● DATA SUPPLIED
/---

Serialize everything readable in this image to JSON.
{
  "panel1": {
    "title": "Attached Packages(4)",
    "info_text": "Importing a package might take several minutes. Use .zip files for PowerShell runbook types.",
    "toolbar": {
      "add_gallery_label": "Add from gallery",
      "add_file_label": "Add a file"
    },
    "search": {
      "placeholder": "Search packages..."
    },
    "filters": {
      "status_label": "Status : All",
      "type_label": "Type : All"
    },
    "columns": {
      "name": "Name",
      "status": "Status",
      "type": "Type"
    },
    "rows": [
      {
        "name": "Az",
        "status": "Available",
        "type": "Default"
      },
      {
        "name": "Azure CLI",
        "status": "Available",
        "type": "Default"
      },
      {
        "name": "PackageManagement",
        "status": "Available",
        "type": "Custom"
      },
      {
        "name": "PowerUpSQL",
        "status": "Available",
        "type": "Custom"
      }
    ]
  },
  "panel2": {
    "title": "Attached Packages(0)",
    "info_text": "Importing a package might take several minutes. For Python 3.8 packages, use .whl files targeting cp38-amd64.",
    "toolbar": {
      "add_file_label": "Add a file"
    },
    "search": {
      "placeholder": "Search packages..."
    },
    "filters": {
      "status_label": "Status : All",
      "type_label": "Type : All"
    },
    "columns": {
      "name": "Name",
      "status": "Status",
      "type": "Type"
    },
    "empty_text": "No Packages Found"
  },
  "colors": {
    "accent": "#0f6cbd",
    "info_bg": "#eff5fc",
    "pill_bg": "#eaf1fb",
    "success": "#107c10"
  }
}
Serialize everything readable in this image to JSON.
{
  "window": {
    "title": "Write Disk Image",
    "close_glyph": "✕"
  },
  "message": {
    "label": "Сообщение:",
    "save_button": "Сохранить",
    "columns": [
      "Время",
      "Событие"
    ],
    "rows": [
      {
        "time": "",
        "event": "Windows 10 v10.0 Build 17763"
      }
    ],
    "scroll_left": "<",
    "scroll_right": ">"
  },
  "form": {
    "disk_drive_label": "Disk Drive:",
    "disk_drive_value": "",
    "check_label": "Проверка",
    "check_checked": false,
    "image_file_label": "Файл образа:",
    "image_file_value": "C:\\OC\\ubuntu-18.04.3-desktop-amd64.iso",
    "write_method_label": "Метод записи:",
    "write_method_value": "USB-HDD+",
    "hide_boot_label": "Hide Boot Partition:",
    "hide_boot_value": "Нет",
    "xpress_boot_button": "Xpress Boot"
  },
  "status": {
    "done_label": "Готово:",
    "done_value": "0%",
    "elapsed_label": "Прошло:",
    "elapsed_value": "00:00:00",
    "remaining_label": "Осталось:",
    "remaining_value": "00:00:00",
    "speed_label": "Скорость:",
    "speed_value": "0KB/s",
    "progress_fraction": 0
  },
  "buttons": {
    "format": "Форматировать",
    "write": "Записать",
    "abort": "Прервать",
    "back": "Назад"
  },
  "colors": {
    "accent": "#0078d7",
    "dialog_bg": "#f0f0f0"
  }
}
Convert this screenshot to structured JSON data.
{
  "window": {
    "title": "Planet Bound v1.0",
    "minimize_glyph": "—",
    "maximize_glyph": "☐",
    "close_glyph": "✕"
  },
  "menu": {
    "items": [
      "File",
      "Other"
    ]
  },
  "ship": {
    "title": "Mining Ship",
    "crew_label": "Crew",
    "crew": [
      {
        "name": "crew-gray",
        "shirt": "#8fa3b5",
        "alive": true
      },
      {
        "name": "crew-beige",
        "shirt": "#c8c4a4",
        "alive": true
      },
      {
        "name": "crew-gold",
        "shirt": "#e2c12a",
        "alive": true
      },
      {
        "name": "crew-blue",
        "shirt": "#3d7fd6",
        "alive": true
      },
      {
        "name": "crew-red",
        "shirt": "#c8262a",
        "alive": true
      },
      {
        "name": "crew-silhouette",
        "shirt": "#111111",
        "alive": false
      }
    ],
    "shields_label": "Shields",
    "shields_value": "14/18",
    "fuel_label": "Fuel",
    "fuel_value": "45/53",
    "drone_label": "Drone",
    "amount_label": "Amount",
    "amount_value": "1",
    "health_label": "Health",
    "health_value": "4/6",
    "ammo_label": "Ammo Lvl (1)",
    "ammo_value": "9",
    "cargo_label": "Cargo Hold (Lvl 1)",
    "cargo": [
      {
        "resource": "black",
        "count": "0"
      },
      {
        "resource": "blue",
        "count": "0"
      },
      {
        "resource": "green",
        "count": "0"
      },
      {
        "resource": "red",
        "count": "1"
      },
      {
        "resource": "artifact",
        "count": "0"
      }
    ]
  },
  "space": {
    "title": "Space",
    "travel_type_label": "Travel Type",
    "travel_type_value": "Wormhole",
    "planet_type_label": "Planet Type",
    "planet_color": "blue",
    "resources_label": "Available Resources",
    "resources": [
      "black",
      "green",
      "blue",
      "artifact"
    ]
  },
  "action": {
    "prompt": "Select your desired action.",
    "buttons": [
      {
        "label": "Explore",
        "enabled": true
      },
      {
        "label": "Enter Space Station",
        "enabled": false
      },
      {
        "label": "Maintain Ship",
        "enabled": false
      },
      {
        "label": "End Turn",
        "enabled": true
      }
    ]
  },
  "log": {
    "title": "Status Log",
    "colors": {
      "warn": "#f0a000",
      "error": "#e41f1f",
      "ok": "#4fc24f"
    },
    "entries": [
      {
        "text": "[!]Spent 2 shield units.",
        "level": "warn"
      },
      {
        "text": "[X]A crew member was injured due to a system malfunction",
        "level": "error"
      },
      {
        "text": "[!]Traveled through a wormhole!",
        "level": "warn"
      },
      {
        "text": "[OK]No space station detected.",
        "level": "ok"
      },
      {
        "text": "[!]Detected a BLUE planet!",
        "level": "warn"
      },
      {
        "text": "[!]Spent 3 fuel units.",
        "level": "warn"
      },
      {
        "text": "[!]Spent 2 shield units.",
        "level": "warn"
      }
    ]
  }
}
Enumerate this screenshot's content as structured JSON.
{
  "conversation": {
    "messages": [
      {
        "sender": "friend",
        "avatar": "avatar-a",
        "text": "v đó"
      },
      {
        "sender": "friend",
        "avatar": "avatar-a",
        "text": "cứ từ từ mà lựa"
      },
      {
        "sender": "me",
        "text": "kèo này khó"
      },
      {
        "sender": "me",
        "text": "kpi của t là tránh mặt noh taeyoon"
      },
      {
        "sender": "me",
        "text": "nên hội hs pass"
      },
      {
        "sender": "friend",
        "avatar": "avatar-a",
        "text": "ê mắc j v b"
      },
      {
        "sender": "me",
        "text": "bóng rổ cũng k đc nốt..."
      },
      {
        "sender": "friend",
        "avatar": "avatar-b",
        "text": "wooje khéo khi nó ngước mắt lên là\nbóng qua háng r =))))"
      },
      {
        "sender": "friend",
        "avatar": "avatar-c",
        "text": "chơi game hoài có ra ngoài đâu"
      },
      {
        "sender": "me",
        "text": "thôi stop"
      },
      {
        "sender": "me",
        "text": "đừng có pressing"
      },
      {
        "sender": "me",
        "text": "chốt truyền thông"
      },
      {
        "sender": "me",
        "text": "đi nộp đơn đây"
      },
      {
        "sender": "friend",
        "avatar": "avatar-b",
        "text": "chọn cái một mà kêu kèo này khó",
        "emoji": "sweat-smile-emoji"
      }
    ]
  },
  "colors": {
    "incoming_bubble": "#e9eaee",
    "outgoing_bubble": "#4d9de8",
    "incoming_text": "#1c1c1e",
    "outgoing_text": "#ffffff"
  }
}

\---

● STATED PROBLEM
Transcribe every entry exactly, omitting nothing.

● TASK RESPONSE
Serialize everything readable in this image to JSON.
{
  "panel1": {
    "title": "Attached Packages(4)",
    "info_text": "Importing a package might take several minutes. Use .zip files for PowerShell runbook types.",
    "toolbar": {
      "add_gallery_label": "Add from gallery",
      "add_file_label": "Add a file"
    },
    "search": {
      "placeholder": "Search packages..."
    },
    "filters": {
      "status_label": "Status : All",
      "type_label": "Type : All"
    },
    "columns": {
      "name": "Name",
      "status": "Status",
      "type": "Type"
    },
    "rows": [
      {
        "name": "Az",
        "status": "Available",
        "type": "Default"
      },
      {
        "name": "Azure CLI",
        "status": "Available",
        "type": "Default"
      },
      {
        "name": "PackageManagement",
        "status": "Available",
        "type": "Custom"
      },
      {
        "name": "PowerUpSQL",
        "status": "Available",
        "type": "Custom"
      }
    ]
  },
  "panel2": {
    "title": "Attached Packages(0)",
    "info_text": "Importing a package might take several minutes. For Python 3.8 packages, use .whl files targeting cp38-amd64.",
    "toolbar": {
      "add_file_label": "Add a file"
    },
    "search": {
      "placeholder": "Search packages..."
    },
    "filters": {
      "status_label": "Status : All",
      "type_label": "Type : All"
    },
    "columns": {
      "name": "Name",
      "status": "Status",
      "type": "Type"
    },
    "empty_text": "No Packages Found"
  },
  "colors": {
    "accent": "#0f6cbd",
    "info_bg": "#eff5fc",
    "pill_bg": "#eaf1fb",
    "success": "#107c10"
  }
}
Serialize everything readable in this image to JSON.
{
  "window": {
    "title": "Write Disk Image",
    "close_glyph": "✕"
  },
  "message": {
    "label": "Сообщение:",
    "save_button": "Сохранить",
    "columns": [
      "Время",
      "Событие"
    ],
    "rows": [
      {
        "time": "",
        "event": "Windows 10 v10.0 Build 17763"
      }
    ],
    "scroll_left": "<",
    "scroll_right": ">"
  },
  "form": {
    "disk_drive_label": "Disk Drive:",
    "disk_drive_value": "",
    "check_label": "Проверка",
    "check_checked": false,
    "image_file_label": "Файл образа:",
    "image_file_value": "C:\\OC\\ubuntu-18.04.3-desktop-amd64.iso",
    "write_method_label": "Метод записи:",
    "write_method_value": "USB-HDD+",
    "hide_boot_label": "Hide Boot Partition:",
    "hide_boot_value": "Нет",
    "xpress_boot_button": "Xpress Boot"
  },
  "status": {
    "done_label": "Готово:",
    "done_value": "0%",
    "elapsed_label": "Прошло:",
    "elapsed_value": "00:00:00",
    "remaining_label": "Осталось:",
    "remaining_value": "00:00:00",
    "speed_label": "Скорость:",
    "speed_value": "0KB/s",
    "progress_fraction": 0
  },
  "buttons": {
    "format": "Форматировать",
    "write": "Записать",
    "abort": "Прервать",
    "back": "Назад"
  },
  "colors": {
    "accent": "#0078d7",
    "dialog_bg": "#f0f0f0"
  }
}
Convert this screenshot to structured JSON data.
{
  "window": {
    "title": "Planet Bound v1.0",
    "minimize_glyph": "—",
    "maximize_glyph": "☐",
    "close_glyph": "✕"
  },
  "menu": {
    "items": [
      "File",
      "Other"
    ]
  },
  "ship": {
    "title": "Mining Ship",
    "crew_label": "Crew",
    "crew": [
      {
        "name": "crew-gray",
        "shirt": "#8fa3b5",
        "alive": true
      },
      {
        "name": "crew-beige",
        "shirt": "#c8c4a4",
        "alive": true
      },
      {
        "name": "crew-gold",
        "shirt": "#e2c12a",
        "alive": true
      },
      {
        "name": "crew-blue",
        "shirt": "#3d7fd6",
        "alive": true
      },
      {
        "name": "crew-red",
        "shirt": "#c8262a",
        "alive": true
      },
      {
        "name": "crew-silhouette",
        "shirt": "#111111",
        "alive": false
      }
    ],
    "shields_label": "Shields",
    "shields_value": "14/18",
    "fuel_label": "Fuel",
    "fuel_value": "45/53",
    "drone_label": "Drone",
    "amount_label": "Amount",
    "amount_value": "1",
    "health_label": "Health",
    "health_value": "4/6",
    "ammo_label": "Ammo Lvl (1)",
    "ammo_value": "9",
    "cargo_label": "Cargo Hold (Lvl 1)",
    "cargo": [
      {
        "resource": "black",
        "count": "0"
      },
      {
        "resource": "blue",
        "count": "0"
      },
      {
        "resource": "green",
        "count": "0"
      },
      {
        "resource": "red",
        "count": "1"
      },
      {
        "resource": "artifact",
        "count": "0"
      }
    ]
  },
  "space": {
    "title": "Space",
    "travel_type_label": "Travel Type",
    "travel_type_value": "Wormhole",
    "planet_type_label": "Planet Type",
    "planet_color": "blue",
    "resources_label": "Available Resources",
    "resources": [
      "black",
      "green",
      "blue",
      "artifact"
    ]
  },
  "action": {
    "prompt": "Select your desired action.",
    "buttons": [
      {
        "label": "Explore",
        "enabled": true
      },
      {
        "label": "Enter Space Station",
        "enabled": false
      },
      {
        "label": "Maintain Ship",
        "enabled": false
      },
      {
        "label": "End Turn",
        "enabled": true
      }
    ]
  },
  "log": {
    "title": "Status Log",
    "colors": {
      "warn": "#f0a000",
      "error": "#e41f1f",
      "ok": "#4fc24f"
    },
    "entries": [
      {
        "text": "[!]Spent 2 shield units.",
        "level": "warn"
      },
      {
        "text": "[X]A crew member was injured due to a system malfunction",
        "level": "error"
      },
      {
        "text": "[!]Traveled through a wormhole!",
        "level": "warn"
      },
      {
        "text": "[OK]No space station detected.",
        "level": "ok"
      },
      {
        "text": "[!]Detected a BLUE planet!",
        "level": "warn"
      },
      {
        "text": "[!]Spent 3 fuel units.",
        "level": "warn"
      },
      {
        "text": "[!]Spent 2 shield units.",
        "level": "warn"
      }
    ]
  }
}
Enumerate this screenshot's content as structured JSON.
{
  "conversation": {
    "messages": [
      {
        "sender": "friend",
        "avatar": "avatar-a",
        "text": "v đó"
      },
      {
        "sender": "friend",
        "avatar": "avatar-a",
        "text": "cứ từ từ mà lựa"
      },
      {
        "sender": "me",
        "text": "kèo này khó"
      },
      {
        "sender": "me",
        "text": "kpi của t là tránh mặt noh taeyoon"
      },
      {
        "sender": "me",
        "text": "nên hội hs pass"
      },
      {
        "sender": "friend",
        "avatar": "avatar-a",
        "text": "ê mắc j v b"
      },
      {
        "sender": "me",
        "text": "bóng rổ cũng k đc nốt..."
      },
      {
        "sender": "friend",
        "avatar": "avatar-b",
        "text": "wooje khéo khi nó ngước mắt lên là\nbóng qua háng r =))))"
      },
      {
        "sender": "friend",
        "avatar": "avatar-c",
        "text": "chơi game hoài có ra ngoài đâu"
      },
      {
        "sender": "me",
        "text": "thôi stop"
      },
      {
        "sender": "me",
        "text": "đừng có pressing"
      },
      {
        "sender": "me",
        "text": "chốt truyền thông"
      },
      {
        "sender": "me",
        "text": "đi nộp đơn đây"
      },
      {
        "sender": "friend",
        "avatar": "avatar-b",
        "text": "chọn cái một mà kêu kèo này khó",
        "emoji": "sweat-smile-emoji"
      }
    ]
  },
  "colors": {
    "incoming_bubble": "#e9eaee",
    "outgoing_bubble": "#4d9de8",
    "incoming_text": "#1c1c1e",
    "outgoing_text": "#ffffff"
  }
}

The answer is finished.